## WHAT THIS TASK INVOLVES
Copy whichever lines contain the string "data".
*** PROVIDED MATERIAL
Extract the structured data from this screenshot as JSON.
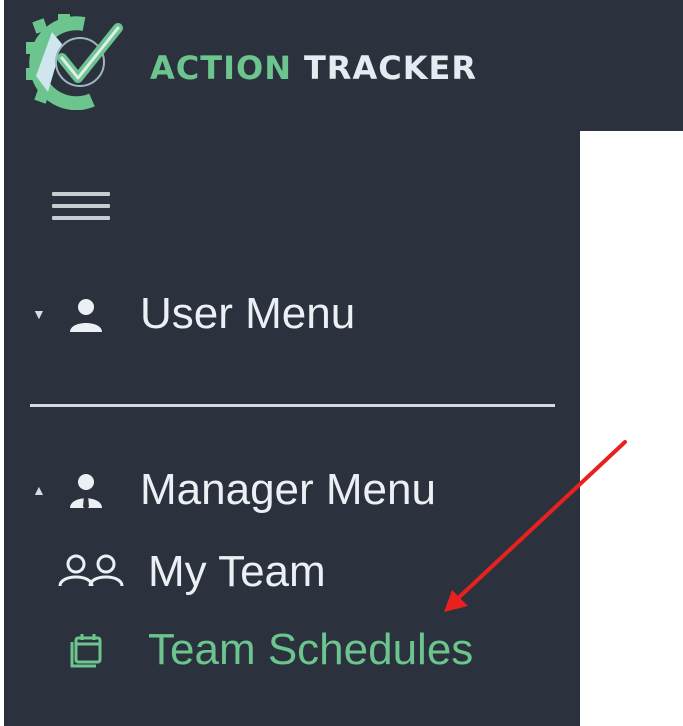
{
  "app": {
    "brand_word_1": "ACTION",
    "brand_word_2": "TRACKER"
  },
  "sidebar": {
    "toggle_icon": "hamburger-menu-icon",
    "sections": [
      {
        "label": "User Menu",
        "expanded": false,
        "icon": "user-icon"
      },
      {
        "label": "Manager Menu",
        "expanded": true,
        "icon": "manager-icon"
      }
    ],
    "items": [
      {
        "label": "My Team",
        "icon": "team-icon",
        "active": false
      },
      {
        "label": "Team Schedules",
        "icon": "calendar-icon",
        "active": true
      }
    ]
  },
  "annotation": {
    "type": "arrow",
    "color": "#e8211f",
    "points_to": "Team Schedules"
  },
  "colors": {
    "sidebar_bg": "#2b323d",
    "accent_green": "#6cc48e",
    "text_light": "#eceff3"
  }
}
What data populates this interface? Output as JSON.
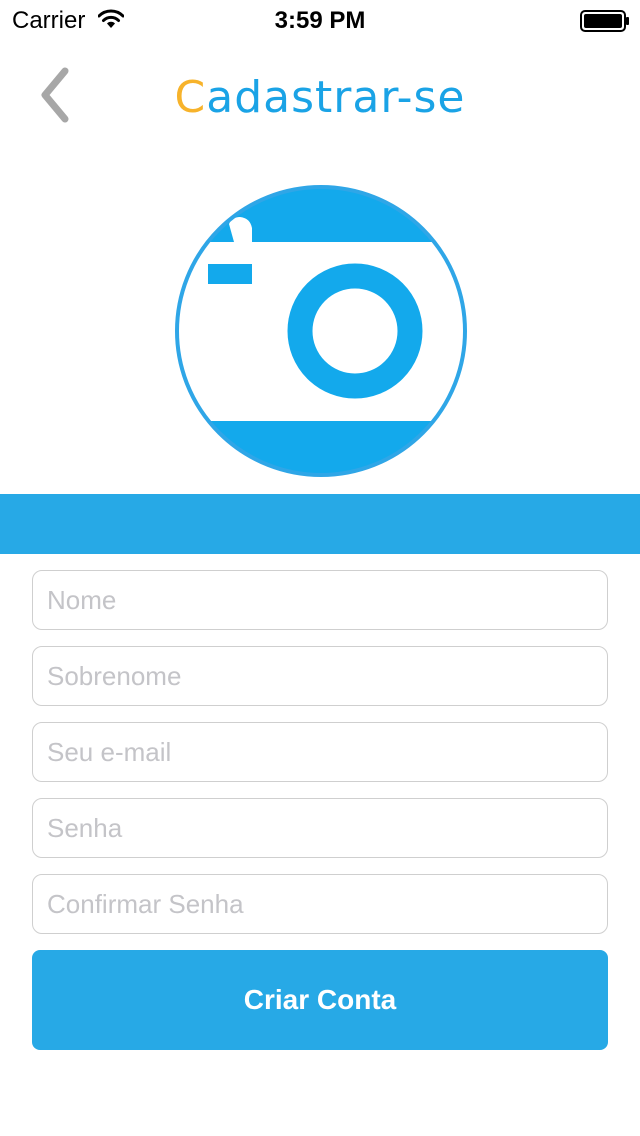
{
  "status_bar": {
    "carrier": "Carrier",
    "time": "3:59 PM",
    "icons": [
      "wifi-icon",
      "battery-icon"
    ]
  },
  "header": {
    "back_icon": "chevron-left-icon",
    "title_first_letter": "C",
    "title_rest": "adastrar-se"
  },
  "photo": {
    "icon": "camera-icon"
  },
  "form": {
    "fields": [
      {
        "placeholder": "Nome",
        "value": ""
      },
      {
        "placeholder": "Sobrenome",
        "value": ""
      },
      {
        "placeholder": "Seu e-mail",
        "value": ""
      },
      {
        "placeholder": "Senha",
        "value": ""
      },
      {
        "placeholder": "Confirmar Senha",
        "value": ""
      }
    ],
    "submit_label": "Criar Conta"
  },
  "colors": {
    "accent": "#27a9e6",
    "title_blue": "#1aa3e6",
    "title_first_letter": "#f7b32b",
    "back_chevron": "#a7a7a7",
    "placeholder": "#c4c4c8"
  }
}
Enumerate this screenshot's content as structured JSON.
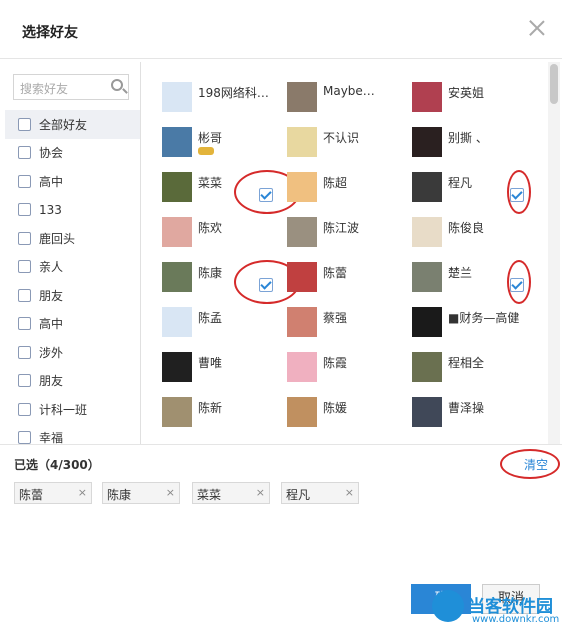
******
## WRITTEN SOLUTION
Extract the structured data from this screenshot as JSON.
What data populates this interface? Output as JSON.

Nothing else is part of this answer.